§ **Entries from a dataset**

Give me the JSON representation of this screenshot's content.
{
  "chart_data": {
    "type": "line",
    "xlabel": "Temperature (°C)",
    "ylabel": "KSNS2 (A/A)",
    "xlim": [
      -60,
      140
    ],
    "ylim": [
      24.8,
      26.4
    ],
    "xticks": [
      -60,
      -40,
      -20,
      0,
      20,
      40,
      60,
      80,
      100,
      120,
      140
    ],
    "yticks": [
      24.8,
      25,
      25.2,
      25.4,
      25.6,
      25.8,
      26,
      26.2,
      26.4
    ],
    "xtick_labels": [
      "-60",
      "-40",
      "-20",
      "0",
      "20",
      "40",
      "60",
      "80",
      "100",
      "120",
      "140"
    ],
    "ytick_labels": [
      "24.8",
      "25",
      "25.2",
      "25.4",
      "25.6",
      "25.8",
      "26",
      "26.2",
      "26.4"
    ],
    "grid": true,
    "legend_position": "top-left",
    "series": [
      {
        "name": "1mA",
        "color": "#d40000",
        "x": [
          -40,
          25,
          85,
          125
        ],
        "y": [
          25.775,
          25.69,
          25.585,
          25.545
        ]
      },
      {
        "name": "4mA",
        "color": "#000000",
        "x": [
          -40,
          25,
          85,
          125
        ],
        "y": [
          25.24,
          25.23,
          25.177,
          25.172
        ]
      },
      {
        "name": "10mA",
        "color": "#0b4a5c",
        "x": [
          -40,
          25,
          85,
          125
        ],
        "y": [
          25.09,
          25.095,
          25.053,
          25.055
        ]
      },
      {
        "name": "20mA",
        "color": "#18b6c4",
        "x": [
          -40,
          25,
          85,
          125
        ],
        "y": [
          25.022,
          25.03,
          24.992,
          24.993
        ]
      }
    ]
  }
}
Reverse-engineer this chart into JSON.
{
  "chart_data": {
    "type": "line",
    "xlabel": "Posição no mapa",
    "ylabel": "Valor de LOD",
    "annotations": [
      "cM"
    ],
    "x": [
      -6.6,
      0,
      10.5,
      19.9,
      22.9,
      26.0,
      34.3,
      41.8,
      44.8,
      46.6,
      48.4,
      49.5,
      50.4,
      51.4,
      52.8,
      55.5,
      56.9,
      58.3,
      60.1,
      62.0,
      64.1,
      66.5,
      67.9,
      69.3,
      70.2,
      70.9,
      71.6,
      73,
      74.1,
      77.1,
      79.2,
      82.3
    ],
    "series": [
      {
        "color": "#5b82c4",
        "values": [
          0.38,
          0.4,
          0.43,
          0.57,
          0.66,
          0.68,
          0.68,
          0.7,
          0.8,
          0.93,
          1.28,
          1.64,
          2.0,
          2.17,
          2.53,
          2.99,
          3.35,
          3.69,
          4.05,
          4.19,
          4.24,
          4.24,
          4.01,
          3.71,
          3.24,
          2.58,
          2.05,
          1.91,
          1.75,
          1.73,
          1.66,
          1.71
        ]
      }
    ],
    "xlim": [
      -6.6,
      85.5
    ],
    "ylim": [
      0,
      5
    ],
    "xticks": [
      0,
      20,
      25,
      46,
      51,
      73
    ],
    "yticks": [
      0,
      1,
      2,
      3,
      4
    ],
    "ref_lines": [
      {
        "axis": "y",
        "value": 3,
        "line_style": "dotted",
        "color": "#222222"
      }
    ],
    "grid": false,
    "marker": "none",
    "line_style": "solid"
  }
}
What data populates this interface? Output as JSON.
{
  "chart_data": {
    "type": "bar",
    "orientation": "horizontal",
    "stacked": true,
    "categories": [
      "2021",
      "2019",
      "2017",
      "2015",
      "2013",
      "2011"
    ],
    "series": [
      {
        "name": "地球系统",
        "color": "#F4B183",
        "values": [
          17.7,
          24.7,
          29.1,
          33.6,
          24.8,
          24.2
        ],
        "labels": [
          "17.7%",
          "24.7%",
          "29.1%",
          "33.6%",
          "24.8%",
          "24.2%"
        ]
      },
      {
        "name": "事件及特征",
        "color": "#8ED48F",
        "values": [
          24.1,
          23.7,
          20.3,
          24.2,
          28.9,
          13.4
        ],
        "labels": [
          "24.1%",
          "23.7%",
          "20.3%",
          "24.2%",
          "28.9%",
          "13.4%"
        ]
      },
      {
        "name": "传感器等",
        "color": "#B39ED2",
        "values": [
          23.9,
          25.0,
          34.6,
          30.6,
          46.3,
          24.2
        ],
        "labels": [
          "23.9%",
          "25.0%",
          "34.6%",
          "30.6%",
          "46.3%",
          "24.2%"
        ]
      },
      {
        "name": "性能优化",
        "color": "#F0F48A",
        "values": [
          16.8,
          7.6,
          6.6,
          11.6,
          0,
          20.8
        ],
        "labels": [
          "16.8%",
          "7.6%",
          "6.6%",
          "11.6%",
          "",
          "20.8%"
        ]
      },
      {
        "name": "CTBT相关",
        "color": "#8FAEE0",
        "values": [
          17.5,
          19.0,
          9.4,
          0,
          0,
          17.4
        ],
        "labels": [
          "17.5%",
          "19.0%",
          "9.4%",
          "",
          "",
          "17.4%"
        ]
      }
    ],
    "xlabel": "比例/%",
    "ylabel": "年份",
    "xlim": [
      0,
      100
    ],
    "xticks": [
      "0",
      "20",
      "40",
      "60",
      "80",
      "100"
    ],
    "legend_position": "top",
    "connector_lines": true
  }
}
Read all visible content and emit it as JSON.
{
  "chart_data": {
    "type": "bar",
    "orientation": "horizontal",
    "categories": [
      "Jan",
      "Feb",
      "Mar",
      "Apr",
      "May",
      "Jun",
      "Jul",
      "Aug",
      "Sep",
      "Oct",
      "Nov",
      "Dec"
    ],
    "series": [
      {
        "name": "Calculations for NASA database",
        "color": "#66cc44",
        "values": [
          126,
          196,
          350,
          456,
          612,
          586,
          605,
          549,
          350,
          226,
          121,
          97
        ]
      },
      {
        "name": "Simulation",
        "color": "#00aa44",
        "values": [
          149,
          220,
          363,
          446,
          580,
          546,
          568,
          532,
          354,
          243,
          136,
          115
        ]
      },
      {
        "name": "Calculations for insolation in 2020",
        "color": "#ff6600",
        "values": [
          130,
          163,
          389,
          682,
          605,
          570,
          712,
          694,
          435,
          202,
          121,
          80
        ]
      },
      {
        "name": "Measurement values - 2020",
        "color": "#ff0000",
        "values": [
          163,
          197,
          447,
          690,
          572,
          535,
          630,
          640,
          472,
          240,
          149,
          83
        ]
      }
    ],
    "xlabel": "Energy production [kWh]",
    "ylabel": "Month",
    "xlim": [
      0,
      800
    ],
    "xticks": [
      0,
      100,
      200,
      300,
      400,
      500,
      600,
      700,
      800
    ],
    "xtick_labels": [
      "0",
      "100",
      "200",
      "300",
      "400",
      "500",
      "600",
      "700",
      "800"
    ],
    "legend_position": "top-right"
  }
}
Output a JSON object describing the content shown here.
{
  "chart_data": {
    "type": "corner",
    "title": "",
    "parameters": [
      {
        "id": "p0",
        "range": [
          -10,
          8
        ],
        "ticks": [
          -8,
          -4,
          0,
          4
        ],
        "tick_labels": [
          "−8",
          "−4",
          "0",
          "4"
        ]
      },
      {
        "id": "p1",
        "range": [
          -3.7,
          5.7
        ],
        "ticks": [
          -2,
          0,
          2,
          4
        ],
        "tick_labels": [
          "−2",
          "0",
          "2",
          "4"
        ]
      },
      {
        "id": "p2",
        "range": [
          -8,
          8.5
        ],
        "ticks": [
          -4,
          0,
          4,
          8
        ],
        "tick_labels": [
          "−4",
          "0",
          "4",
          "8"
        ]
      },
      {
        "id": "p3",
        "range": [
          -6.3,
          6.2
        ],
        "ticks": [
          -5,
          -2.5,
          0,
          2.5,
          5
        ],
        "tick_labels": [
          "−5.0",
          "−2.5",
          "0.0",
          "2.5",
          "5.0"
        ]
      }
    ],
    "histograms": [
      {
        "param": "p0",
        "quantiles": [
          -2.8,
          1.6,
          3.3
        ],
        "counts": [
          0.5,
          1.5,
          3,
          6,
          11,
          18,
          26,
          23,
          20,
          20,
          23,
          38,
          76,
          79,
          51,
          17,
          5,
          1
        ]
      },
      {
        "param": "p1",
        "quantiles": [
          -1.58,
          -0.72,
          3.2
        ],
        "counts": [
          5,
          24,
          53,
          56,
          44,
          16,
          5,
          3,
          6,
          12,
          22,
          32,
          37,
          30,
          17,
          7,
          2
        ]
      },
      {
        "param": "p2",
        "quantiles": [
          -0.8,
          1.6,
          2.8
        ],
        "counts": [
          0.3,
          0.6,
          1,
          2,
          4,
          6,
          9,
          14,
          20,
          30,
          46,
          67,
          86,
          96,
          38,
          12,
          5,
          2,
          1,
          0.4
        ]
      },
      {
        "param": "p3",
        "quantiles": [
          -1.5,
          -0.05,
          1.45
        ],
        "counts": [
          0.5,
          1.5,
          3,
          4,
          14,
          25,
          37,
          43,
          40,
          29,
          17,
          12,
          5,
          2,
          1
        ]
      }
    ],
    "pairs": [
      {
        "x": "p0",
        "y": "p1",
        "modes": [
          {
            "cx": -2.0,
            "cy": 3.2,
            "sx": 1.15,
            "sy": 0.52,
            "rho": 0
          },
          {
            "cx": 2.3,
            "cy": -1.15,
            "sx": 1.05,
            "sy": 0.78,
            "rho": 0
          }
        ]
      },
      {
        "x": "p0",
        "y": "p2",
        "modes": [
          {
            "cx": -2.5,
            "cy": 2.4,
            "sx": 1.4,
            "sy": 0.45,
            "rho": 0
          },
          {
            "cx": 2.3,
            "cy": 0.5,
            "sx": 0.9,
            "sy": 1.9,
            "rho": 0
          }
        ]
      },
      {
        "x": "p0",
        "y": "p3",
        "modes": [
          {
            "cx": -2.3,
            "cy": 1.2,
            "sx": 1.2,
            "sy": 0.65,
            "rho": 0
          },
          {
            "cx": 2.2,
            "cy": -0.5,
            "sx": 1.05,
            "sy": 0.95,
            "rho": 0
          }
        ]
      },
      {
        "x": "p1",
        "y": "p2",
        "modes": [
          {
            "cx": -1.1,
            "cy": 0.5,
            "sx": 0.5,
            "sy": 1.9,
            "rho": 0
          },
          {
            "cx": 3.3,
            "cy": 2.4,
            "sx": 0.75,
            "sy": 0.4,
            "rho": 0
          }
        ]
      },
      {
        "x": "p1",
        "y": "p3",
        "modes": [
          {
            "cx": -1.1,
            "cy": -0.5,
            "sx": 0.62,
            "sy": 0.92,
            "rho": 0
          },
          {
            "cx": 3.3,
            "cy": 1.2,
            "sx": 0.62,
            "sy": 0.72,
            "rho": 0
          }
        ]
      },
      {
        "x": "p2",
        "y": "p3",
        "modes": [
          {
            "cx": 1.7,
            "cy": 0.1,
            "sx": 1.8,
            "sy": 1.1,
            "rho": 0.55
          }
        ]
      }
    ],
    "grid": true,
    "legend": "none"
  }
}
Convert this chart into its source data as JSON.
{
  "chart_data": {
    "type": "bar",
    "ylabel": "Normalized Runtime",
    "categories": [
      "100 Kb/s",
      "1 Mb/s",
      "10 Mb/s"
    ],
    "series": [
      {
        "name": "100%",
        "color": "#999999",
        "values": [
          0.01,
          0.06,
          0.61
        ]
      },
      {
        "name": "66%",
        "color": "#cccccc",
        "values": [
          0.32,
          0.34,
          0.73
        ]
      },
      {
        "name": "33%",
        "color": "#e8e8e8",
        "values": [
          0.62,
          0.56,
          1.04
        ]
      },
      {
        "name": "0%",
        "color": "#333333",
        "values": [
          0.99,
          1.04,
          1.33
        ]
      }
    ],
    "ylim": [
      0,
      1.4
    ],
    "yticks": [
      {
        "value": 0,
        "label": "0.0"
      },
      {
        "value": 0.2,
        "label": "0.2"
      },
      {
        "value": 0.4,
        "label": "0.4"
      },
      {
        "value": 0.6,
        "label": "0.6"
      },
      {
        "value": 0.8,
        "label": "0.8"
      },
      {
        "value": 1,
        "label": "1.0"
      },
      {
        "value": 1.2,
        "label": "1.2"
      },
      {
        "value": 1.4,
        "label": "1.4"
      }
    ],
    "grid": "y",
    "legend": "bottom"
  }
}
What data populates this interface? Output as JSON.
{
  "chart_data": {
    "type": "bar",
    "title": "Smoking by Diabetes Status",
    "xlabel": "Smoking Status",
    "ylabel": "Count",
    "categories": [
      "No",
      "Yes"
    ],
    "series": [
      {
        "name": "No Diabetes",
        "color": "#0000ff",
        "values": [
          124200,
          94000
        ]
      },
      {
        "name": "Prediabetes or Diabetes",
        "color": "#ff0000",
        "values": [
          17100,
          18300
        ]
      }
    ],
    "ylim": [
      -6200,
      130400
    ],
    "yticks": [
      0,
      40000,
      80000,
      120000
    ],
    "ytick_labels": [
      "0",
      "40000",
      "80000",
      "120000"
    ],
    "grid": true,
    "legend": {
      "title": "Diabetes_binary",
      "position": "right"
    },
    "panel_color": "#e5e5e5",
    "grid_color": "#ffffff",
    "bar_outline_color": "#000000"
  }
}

§ **WORK TO BE COMPLETED**
From the material above, copy each line that includes the word "into".

§ **EXERCISE RESPONSE**
Reverse-engineer this chart into JSON.
Convert this chart into its source data as JSON.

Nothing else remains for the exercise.